• **Instructions for the task**
Copy the records below exactly, omitting any pictures they contain.

• **Extracted information**
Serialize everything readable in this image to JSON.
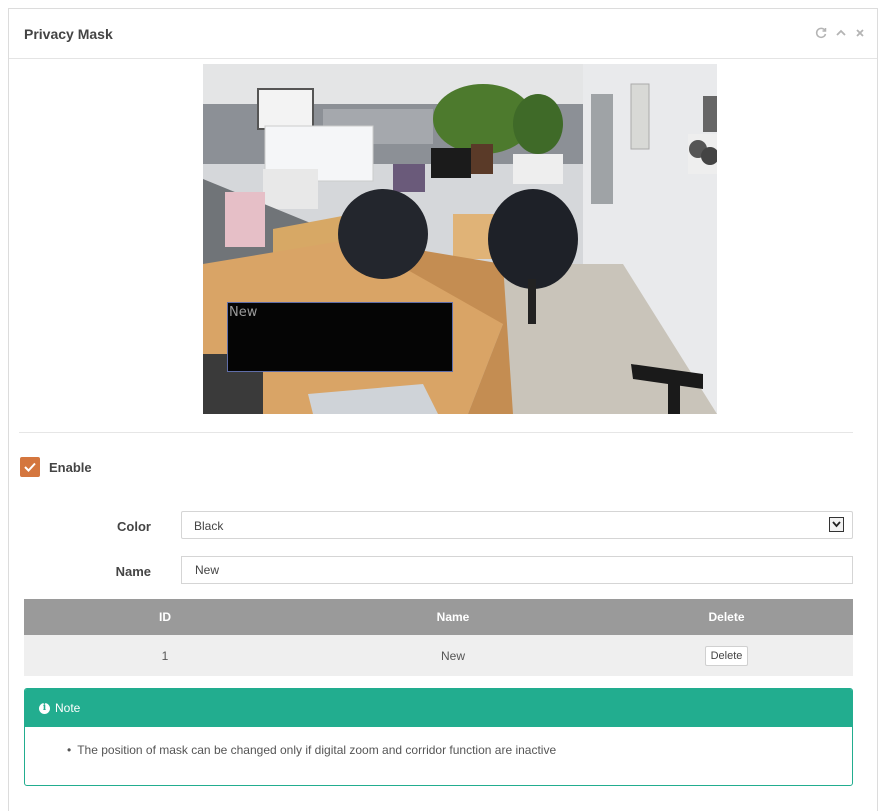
{
  "panel": {
    "title": "Privacy Mask",
    "icons": [
      "refresh-icon",
      "collapse-icon",
      "close-icon"
    ]
  },
  "preview": {
    "mask_label": "New"
  },
  "enable": {
    "label": "Enable",
    "checked": true
  },
  "form": {
    "color_label": "Color",
    "color_value": "Black",
    "name_label": "Name",
    "name_value": "New"
  },
  "table": {
    "headers": {
      "id": "ID",
      "name": "Name",
      "delete": "Delete"
    },
    "rows": [
      {
        "id": "1",
        "name": "New",
        "delete_label": "Delete"
      }
    ]
  },
  "note": {
    "title": "Note",
    "items": [
      "The position of mask can be changed only if digital zoom and corridor function are inactive"
    ]
  },
  "colors": {
    "accent": "#d4763e",
    "note": "#22ad8f",
    "table_header": "#9a9a9a"
  }
}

• **Right answer**
Serialize everything readable in this image to JSON.
{
  "panel": {
    "title": "Privacy Mask",
    "icons": [
      "refresh-icon",
      "collapse-icon",
      "close-icon"
    ]
  },
  "preview": {
    "mask_label": "New"
  },
  "enable": {
    "label": "Enable",
    "checked": true
  },
  "form": {
    "color_label": "Color",
    "color_value": "Black",
    "name_label": "Name",
    "name_value": "New"
  },
  "table": {
    "headers": {
      "id": "ID",
      "name": "Name",
      "delete": "Delete"
    },
    "rows": [
      {
        "id": "1",
        "name": "New",
        "delete_label": "Delete"
      }
    ]
  },
  "note": {
    "title": "Note",
    "items": [
      "The position of mask can be changed only if digital zoom and corridor function are inactive"
    ]
  },
  "colors": {
    "accent": "#d4763e",
    "note": "#22ad8f",
    "table_header": "#9a9a9a"
  }
}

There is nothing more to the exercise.